---- Source document
6The ground, covered with streams of blood, made their feet slip, so that all that they endeavoured to do was to sell their lives as dearly as possible; and with such vehemence did they resist their enemies who pressed on them, that some were even killed by their own weapons. At last one black pool of blood disfigured everything, and wherever the eye turned, it could see nothing but piled-up heaps of dead, and lifeless corpses trampled on without mercy.

7The sun being now high in the heavens, having traversed the sign of Leo, and reached the abode of the heavenly Virgo, scorched the Romans, who were emaciated by hunger, worn out with toil, and scarcely able to support even the weight of their armour. At last our columns were entirely beaten back by the overpowering weight of the barbarians, and so they took to disorderly flight, which is the only resource in extremity, each man trying to save himself as well as he could.

8While they were all flying and scattering themselves over roads with which they were unacquainted, the emperor, bewildered with terrible fear, made his way over heaps of dead, and fled to the battalions of the Lancearii and the Mattiarii, who, till the superior numbers of the enemy became wholly irresistible, stood firm and immovable. As soon as he saw him, Trajan exclaimed that all hope was lost, unless the emperor, thus deserted by his guards, could be protected by the aid of his foreign allies.

9When this exclamation was heard, a count named Victor hastened to bring up with all speed the Batavians, who were placed in the reserve, and who ought to have been near at hand, to the emperor’s assistance; but as none of them could be found, he too retreated, and in a similar manner Richomeres and Saturninus saved themselves from danger.

10So now, with rage flashing in their eyes, the barbarians pursued our men, who were in a state of torpor, the warmth of their veins having deserted them. Many were slain without knowing who smote them; some were overwhelmed by the mere weight of the crowd which pressed upon them; and some were slain by wounds inflicted by their own comrades. The barbarians spared neither those who yielded nor those who resisted.

11Besides these, many half slain lay blocking up the roads, unable to endure the torture of their wounds; and heaps of dead horses were piled up and filled the plain with their carcases. At last a dark moonless night put an end to the irremediable disaster which cost the Roman state so dear.
--------
Aim of the task -> Extend the account of the Roman defeat past its closing sentence, keeping its voice.
---- Data listing
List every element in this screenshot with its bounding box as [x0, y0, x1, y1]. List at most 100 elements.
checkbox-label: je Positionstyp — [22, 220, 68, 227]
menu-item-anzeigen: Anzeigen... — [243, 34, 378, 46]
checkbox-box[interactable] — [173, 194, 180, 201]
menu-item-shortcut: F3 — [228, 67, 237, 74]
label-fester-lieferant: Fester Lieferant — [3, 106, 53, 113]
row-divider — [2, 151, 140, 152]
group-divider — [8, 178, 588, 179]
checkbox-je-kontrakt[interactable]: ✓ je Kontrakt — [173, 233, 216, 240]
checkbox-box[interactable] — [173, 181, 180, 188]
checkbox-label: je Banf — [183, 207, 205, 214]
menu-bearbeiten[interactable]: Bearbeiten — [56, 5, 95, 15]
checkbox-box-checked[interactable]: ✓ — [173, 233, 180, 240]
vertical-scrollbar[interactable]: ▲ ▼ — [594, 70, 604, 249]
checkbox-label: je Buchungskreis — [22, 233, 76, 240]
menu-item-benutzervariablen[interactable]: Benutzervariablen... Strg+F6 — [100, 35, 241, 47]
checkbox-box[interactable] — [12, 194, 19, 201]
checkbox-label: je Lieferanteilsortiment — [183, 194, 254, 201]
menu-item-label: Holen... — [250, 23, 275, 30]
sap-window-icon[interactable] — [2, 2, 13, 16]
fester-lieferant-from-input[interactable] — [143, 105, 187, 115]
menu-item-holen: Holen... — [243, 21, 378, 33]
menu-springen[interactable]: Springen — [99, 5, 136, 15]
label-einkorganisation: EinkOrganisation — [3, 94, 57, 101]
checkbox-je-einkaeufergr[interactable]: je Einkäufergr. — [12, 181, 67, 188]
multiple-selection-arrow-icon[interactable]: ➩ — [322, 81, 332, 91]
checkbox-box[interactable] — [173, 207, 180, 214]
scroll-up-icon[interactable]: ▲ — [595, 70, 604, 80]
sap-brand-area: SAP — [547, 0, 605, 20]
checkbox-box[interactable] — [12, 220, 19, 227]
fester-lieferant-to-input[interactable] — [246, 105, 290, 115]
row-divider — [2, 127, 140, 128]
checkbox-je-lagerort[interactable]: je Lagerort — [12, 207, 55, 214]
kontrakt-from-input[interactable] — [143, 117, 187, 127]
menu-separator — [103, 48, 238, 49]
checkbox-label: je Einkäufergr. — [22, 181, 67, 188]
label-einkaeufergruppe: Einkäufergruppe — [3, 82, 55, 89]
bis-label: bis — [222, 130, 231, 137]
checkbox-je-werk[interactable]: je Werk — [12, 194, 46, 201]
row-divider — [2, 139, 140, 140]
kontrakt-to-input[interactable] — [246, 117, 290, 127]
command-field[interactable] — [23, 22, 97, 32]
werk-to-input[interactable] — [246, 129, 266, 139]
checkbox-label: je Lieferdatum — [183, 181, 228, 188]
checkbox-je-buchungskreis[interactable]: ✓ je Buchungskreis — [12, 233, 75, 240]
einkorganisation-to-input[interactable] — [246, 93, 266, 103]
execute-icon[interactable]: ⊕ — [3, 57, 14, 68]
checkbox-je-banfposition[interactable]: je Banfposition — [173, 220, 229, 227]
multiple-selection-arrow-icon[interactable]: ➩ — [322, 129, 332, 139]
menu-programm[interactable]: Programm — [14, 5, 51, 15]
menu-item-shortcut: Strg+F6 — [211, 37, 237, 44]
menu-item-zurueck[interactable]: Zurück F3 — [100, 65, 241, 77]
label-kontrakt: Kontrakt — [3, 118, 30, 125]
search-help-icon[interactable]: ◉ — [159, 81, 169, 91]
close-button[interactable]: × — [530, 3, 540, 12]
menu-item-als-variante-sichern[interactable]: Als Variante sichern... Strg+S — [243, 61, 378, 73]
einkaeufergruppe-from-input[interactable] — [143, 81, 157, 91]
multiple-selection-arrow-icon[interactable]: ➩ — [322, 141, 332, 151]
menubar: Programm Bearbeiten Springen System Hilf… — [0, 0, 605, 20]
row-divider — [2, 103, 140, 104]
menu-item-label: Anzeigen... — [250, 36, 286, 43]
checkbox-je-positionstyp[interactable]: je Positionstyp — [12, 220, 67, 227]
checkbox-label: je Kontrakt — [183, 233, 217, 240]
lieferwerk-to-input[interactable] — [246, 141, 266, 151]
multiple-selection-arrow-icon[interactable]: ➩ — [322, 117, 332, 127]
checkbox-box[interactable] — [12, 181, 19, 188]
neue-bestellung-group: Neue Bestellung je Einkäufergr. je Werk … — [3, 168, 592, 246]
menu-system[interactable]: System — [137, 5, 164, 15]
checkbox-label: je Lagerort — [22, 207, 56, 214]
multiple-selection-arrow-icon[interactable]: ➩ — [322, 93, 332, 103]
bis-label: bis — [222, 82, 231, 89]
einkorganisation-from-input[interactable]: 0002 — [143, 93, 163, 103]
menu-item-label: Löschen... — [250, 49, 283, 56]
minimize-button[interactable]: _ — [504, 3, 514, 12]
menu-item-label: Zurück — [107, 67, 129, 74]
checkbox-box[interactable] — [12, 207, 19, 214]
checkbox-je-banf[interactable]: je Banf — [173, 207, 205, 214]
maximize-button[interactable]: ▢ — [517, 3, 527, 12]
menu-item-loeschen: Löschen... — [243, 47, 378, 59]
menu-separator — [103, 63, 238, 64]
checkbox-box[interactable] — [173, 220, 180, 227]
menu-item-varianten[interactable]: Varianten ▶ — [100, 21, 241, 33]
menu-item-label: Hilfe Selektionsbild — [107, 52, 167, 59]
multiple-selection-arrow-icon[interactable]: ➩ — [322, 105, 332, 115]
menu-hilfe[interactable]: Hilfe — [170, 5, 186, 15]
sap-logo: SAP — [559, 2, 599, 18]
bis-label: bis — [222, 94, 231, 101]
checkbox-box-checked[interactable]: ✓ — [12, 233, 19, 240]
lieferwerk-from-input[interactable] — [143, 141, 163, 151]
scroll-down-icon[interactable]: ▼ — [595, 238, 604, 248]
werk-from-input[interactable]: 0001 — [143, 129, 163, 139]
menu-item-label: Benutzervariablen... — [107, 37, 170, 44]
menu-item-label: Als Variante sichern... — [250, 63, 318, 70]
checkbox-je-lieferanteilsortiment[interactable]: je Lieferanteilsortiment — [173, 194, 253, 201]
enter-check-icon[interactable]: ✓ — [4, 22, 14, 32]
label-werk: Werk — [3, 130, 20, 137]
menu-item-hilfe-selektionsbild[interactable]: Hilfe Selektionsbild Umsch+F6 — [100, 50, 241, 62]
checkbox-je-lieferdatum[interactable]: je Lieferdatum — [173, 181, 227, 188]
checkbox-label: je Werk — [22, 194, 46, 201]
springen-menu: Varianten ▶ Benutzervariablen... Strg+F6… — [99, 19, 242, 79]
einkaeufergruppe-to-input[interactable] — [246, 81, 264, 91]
--------
Output for this exercise ->
12Just when it first became dark, the emperor being among a crowd of common soldiers, as it was believed—for no one said either that he had seen him, or been near him—was mortally wounded with an arrow, and, very shortly after, died, though his body was never found. For as some of the enemy loitered for a long time about the field in order to plunder the dead, none of the defeated army or of the inhabitants ventured to go to them.

13A similar fate befell the Cæsar Decius, when fighting vigorously against the barbarians; for he was thrown by his horse falling, which he had been unable to hold, and was plunged into a swamp, out of which he could never emerge, nor could his body be found.

14Others report that Valens did not die immediately, but that he was borne by a small body of picked soldiers and eunuchs to a cabin in the neighbourhood, which was strongly built, with two stories; and that while these unskilful hands were tending his wounds, the cottage was surrounded by the enemy, though they did not know who was in it; still, however, he was saved from the disgrace of being made a prisoner.

15For when his pursuers, while vainly attempting to force the barred doors, were assailed with arrows from the roof, they, not to lose by so inconvenient a delay the opportunity of collecting plunder, gathered some faggots and stubble, and setting fire to them, burnt down the building, with those who were in it.

16But one of the soldiers dropped from the windows, and, being taken prisoner by the barbarians, revealed to them what had taken place, which caused them great concern, because they looked upon themselves as defrauded of great glory in not having taken the ruler of the Roman state alive. This same young man afterwards secretly returned to our people, and gave this account of the affair.

17When Spain had been recovered after a similar disaster, we are told that one of the Scipios was lost in a fire, the tower in which he had taken refuge having been burnt. At all events it is certain that neither Scipio nor Valens enjoyed that last honour of the dead—a regular funeral.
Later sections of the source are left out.